- Objective -
Print each of the entries exactly, leaving nothing out.

▬▬▬

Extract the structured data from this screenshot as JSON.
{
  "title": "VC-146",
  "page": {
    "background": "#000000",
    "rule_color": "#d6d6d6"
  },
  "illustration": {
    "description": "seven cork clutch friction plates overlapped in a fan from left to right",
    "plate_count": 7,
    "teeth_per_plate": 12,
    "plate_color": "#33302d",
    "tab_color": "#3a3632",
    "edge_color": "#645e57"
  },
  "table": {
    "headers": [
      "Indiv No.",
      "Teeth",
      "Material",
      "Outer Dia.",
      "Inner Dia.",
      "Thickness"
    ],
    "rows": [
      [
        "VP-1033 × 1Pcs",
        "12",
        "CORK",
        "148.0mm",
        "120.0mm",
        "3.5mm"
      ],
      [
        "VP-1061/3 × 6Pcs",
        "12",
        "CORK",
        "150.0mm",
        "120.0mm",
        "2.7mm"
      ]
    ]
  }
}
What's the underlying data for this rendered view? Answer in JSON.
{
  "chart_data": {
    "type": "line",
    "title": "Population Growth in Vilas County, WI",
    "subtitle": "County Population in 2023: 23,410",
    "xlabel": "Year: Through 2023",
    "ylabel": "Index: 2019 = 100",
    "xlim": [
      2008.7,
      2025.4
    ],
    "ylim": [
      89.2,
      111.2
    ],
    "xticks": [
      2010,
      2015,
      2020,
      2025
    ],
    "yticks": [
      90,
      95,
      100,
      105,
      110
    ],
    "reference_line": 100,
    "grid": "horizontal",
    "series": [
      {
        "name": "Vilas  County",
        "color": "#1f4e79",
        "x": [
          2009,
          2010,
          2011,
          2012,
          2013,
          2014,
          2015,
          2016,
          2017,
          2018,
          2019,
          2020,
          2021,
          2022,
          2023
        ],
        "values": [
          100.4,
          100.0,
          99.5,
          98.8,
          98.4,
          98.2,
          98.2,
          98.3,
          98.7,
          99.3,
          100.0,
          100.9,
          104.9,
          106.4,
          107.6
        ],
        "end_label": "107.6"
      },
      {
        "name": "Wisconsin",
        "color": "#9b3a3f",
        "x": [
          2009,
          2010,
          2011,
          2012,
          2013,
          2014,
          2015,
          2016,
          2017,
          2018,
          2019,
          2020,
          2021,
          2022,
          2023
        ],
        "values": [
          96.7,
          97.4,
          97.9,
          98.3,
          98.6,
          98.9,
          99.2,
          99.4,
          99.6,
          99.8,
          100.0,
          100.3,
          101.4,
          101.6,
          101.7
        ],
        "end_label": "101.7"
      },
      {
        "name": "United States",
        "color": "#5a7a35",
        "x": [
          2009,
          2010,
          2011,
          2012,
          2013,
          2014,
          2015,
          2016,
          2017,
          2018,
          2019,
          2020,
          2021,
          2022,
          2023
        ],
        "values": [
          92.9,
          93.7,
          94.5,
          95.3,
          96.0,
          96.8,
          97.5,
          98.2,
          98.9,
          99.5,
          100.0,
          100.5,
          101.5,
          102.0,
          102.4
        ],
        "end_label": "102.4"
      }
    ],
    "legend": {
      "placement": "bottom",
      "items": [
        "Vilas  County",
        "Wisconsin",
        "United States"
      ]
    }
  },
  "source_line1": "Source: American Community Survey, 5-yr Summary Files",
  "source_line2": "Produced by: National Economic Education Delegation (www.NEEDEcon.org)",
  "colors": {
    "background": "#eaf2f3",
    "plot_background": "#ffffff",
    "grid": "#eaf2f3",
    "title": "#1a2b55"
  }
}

▬▬▬

- Answer for this exercise -
Extract the structured data from this screenshot as JSON.
{
  "title": "VC-146",
  "page": {
    "background": "#000000",
    "rule_color": "#d6d6d6"
  },
  "illustration": {
    "description": "seven cork clutch friction plates overlapped in a fan from left to right",
    "plate_count": 7,
    "teeth_per_plate": 12,
    "plate_color": "#33302d",
    "tab_color": "#3a3632",
    "edge_color": "#645e57"
  },
  "table": {
    "headers": [
      "Indiv No.",
      "Teeth",
      "Material",
      "Outer Dia.",
      "Inner Dia.",
      "Thickness"
    ],
    "rows": [
      [
        "VP-1033 × 1Pcs",
        "12",
        "CORK",
        "148.0mm",
        "120.0mm",
        "3.5mm"
      ],
      [
        "VP-1061/3 × 6Pcs",
        "12",
        "CORK",
        "150.0mm",
        "120.0mm",
        "2.7mm"
      ]
    ]
  }
}
What's the underlying data for this rendered view? Answer in JSON.
{
  "chart_data": {
    "type": "line",
    "title": "Population Growth in Vilas County, WI",
    "subtitle": "County Population in 2023: 23,410",
    "xlabel": "Year: Through 2023",
    "ylabel": "Index: 2019 = 100",
    "xlim": [
      2008.7,
      2025.4
    ],
    "ylim": [
      89.2,
      111.2
    ],
    "xticks": [
      2010,
      2015,
      2020,
      2025
    ],
    "yticks": [
      90,
      95,
      100,
      105,
      110
    ],
    "reference_line": 100,
    "grid": "horizontal",
    "series": [
      {
        "name": "Vilas  County",
        "color": "#1f4e79",
        "x": [
          2009,
          2010,
          2011,
          2012,
          2013,
          2014,
          2015,
          2016,
          2017,
          2018,
          2019,
          2020,
          2021,
          2022,
          2023
        ],
        "values": [
          100.4,
          100.0,
          99.5,
          98.8,
          98.4,
          98.2,
          98.2,
          98.3,
          98.7,
          99.3,
          100.0,
          100.9,
          104.9,
          106.4,
          107.6
        ],
        "end_label": "107.6"
      },
      {
        "name": "Wisconsin",
        "color": "#9b3a3f",
        "x": [
          2009,
          2010,
          2011,
          2012,
          2013,
          2014,
          2015,
          2016,
          2017,
          2018,
          2019,
          2020,
          2021,
          2022,
          2023
        ],
        "values": [
          96.7,
          97.4,
          97.9,
          98.3,
          98.6,
          98.9,
          99.2,
          99.4,
          99.6,
          99.8,
          100.0,
          100.3,
          101.4,
          101.6,
          101.7
        ],
        "end_label": "101.7"
      },
      {
        "name": "United States",
        "color": "#5a7a35",
        "x": [
          2009,
          2010,
          2011,
          2012,
          2013,
          2014,
          2015,
          2016,
          2017,
          2018,
          2019,
          2020,
          2021,
          2022,
          2023
        ],
        "values": [
          92.9,
          93.7,
          94.5,
          95.3,
          96.0,
          96.8,
          97.5,
          98.2,
          98.9,
          99.5,
          100.0,
          100.5,
          101.5,
          102.0,
          102.4
        ],
        "end_label": "102.4"
      }
    ],
    "legend": {
      "placement": "bottom",
      "items": [
        "Vilas  County",
        "Wisconsin",
        "United States"
      ]
    }
  },
  "source_line1": "Source: American Community Survey, 5-yr Summary Files",
  "source_line2": "Produced by: National Economic Education Delegation (www.NEEDEcon.org)",
  "colors": {
    "background": "#eaf2f3",
    "plot_background": "#ffffff",
    "grid": "#eaf2f3",
    "title": "#1a2b55"
  }
}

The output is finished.